(Textauszug)
Dr. Weinkauf: Die Daten sind vernetzt miteinander. Sie sind technisch als verteiltes System zu betrachten. Dadurch haben wir auch eine gewisse Ausfallsicherheit.
Wir sind natürlich bestrebt, die Technologie auch auf andere Bundesländer zu übertragen. Im letzten Jahr hat sich die Zusammenarbeit mit Mecklenburg-Vorpommern entwickelt. Bestrebungen gibt es auch mit Niedersachsen. Damit haben wir die Möglichkeit, so ein interessantes Gebiet wie den Harz als Ganzes darzustellen. So stellt das von Sachsen-Anhalt ausgehend auch ein Stück Technologieexport dar.

Ing-Post: Zur Technologie: Das Sammeln von Hinweisen und Angeboten ist ja zunächst mal nichts Neues, sondern wird von jedem ordentlichen Content-Management-System beherrscht. Sie gehen aber einen Schritt weiter und generieren dem Nutzer einen Ablaufplan, weisen auf dazu passende Ergänzungen hin und organisieren damit eine datenbankgestützte Beratung im Internet.

Dr. Weinkauf: Zunächst mal müssen die Informationen strukturiert abgelegt werden. Da haben wir natürlich dafür gesorgt, dass sowohl die geografische Lage mit erfasst wird als auch Öffnungszeiten oder die mehrsprachige Beschreibung. Um die Daten für eine Mehr-Tages-Planung nutzbar zu machen, haben wir spezielle genetische Algorithmen eingesetzt, die wir in Zusammenarbeit mit der Universität Halle entwickelt haben. Die berücksichtigen die zeitliche Verfügbarkeit des einzelnen Objektes und machen einen Vorschlag über mehrere Routen, womit man ein persönliches Programm, das diese Sehenswürdigkeiten, Veranstaltungen und Ziele zusammenfasst, aufbauen kann.

(Datenteil)

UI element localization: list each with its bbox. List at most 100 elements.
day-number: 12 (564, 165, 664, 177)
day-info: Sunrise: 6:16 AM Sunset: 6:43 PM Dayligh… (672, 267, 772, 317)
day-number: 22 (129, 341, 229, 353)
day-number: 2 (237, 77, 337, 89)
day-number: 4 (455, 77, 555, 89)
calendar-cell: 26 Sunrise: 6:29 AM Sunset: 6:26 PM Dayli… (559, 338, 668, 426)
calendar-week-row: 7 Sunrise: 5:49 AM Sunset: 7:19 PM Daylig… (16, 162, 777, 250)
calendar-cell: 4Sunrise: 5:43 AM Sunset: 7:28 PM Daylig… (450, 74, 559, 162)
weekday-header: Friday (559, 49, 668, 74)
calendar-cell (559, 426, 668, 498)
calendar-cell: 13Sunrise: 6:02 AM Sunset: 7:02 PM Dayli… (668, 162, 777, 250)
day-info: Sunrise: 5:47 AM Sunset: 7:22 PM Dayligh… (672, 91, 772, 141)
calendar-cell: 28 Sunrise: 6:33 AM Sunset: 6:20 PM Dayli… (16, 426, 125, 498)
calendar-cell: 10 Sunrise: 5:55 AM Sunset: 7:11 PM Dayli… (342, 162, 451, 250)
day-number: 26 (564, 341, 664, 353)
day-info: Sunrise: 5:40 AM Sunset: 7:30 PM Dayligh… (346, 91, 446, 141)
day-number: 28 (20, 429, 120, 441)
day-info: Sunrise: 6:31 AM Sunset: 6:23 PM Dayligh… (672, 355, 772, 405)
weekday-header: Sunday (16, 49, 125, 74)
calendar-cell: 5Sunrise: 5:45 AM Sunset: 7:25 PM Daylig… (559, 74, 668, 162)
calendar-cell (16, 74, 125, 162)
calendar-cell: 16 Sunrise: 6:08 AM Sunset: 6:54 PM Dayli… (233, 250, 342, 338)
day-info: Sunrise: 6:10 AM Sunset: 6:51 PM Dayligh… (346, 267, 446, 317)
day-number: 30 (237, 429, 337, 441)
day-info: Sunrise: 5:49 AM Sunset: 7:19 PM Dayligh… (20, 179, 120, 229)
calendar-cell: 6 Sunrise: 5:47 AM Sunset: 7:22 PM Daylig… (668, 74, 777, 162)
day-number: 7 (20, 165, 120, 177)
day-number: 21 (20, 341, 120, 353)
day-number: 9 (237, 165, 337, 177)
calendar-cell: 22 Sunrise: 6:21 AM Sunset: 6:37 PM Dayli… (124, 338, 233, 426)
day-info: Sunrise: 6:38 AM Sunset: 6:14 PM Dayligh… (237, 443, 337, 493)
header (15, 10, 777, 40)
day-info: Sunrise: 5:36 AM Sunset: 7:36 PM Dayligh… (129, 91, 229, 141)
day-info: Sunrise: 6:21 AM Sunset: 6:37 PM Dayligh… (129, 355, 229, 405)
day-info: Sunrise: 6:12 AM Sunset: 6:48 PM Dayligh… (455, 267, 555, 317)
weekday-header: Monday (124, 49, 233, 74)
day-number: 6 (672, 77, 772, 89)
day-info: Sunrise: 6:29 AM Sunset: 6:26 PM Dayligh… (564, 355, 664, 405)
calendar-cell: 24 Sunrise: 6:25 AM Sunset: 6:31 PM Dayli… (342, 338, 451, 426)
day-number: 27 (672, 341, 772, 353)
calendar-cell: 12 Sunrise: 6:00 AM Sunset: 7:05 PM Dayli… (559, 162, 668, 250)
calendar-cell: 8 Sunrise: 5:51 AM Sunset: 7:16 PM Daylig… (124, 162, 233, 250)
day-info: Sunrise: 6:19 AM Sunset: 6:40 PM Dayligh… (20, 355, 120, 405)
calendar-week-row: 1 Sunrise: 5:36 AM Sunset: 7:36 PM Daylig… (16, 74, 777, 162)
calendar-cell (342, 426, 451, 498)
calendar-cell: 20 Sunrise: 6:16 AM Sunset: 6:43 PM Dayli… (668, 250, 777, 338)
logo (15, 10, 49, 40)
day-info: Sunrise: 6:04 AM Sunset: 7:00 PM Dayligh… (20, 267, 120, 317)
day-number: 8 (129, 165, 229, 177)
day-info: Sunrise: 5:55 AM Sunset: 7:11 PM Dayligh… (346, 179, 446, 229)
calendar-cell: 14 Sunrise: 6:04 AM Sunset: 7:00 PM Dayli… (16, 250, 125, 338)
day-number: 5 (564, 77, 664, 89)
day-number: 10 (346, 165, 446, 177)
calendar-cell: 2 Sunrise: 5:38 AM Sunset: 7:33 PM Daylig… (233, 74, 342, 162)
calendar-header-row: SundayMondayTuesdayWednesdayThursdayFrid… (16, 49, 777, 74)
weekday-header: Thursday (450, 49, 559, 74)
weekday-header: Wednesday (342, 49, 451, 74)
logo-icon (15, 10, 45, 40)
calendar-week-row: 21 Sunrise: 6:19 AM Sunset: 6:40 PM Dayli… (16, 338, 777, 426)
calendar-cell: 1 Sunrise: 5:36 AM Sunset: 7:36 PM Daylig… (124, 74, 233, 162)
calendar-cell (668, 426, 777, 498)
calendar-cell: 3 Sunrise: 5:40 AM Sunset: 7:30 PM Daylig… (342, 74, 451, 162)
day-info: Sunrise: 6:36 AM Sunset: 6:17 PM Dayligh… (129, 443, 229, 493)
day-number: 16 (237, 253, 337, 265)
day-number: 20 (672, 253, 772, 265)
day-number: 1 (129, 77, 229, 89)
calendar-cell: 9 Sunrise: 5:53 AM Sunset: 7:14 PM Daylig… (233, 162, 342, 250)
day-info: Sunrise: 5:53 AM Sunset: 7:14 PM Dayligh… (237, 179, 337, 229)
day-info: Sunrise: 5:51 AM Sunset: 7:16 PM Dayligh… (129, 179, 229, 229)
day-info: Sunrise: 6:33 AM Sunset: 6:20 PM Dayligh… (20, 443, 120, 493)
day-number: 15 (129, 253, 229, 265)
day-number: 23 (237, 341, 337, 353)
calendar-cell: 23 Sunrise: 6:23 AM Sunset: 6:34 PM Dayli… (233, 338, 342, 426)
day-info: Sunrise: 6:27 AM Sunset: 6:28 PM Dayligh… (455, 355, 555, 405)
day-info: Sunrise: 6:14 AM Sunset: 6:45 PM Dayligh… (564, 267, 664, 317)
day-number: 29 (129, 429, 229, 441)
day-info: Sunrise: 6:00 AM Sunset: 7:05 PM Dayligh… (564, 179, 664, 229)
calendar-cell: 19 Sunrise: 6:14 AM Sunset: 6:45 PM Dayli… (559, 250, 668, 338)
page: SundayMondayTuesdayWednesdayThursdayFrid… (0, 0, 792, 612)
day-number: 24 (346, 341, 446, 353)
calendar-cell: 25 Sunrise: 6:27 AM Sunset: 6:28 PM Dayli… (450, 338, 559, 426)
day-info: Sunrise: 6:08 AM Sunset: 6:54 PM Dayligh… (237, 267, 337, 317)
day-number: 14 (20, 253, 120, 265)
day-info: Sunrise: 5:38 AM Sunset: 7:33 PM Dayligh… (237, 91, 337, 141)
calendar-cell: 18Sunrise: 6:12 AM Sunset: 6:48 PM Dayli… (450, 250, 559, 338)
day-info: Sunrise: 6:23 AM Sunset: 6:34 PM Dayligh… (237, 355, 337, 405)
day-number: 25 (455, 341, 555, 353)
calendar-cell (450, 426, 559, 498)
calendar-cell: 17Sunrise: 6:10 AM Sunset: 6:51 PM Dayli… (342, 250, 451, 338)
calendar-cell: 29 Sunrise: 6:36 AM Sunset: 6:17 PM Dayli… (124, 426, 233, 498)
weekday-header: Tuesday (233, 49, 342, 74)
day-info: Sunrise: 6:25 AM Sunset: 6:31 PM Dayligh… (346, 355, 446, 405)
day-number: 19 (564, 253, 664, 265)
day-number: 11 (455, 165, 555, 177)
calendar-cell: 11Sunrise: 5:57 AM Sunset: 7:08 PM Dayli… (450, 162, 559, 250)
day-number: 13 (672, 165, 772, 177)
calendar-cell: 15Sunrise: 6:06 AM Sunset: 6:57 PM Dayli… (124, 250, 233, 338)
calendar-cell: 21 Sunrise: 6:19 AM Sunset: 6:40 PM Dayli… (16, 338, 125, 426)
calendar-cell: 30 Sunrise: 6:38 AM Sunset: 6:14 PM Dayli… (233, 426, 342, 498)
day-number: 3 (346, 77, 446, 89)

(Aufgabe A)
Übersetzen Sie den folgenden Satz aus dem Textauszug ins Englische: „Im letzten Jahr hat sich die Zusammenarbeit mit Mecklenburg-Vorpommern entwickelt.“
(Aufgabe B)
Schreiben Sie aus dem Textauszug die Stelle ab, die mit „Ing-Post: Zur Technologie: Das“ beginnt und bis „Beratung im Internet.“ reicht.

(Antwort A)
Last year, cooperation with Mecklenburg-Western Pomerania developed.

(Antwort B)
Ing-Post: Zur Technologie: Das Sammeln von Hinweisen und Angeboten ist ja zunächst mal nichts Neues, sondern wird von jedem ordentlichen Content-Management-System beherrscht. Sie gehen aber einen Schritt weiter und generieren dem Nutzer einen Ablaufplan, weisen auf dazu passende Ergänzungen hin und organisieren damit eine datenbankgestützte Beratung im Internet.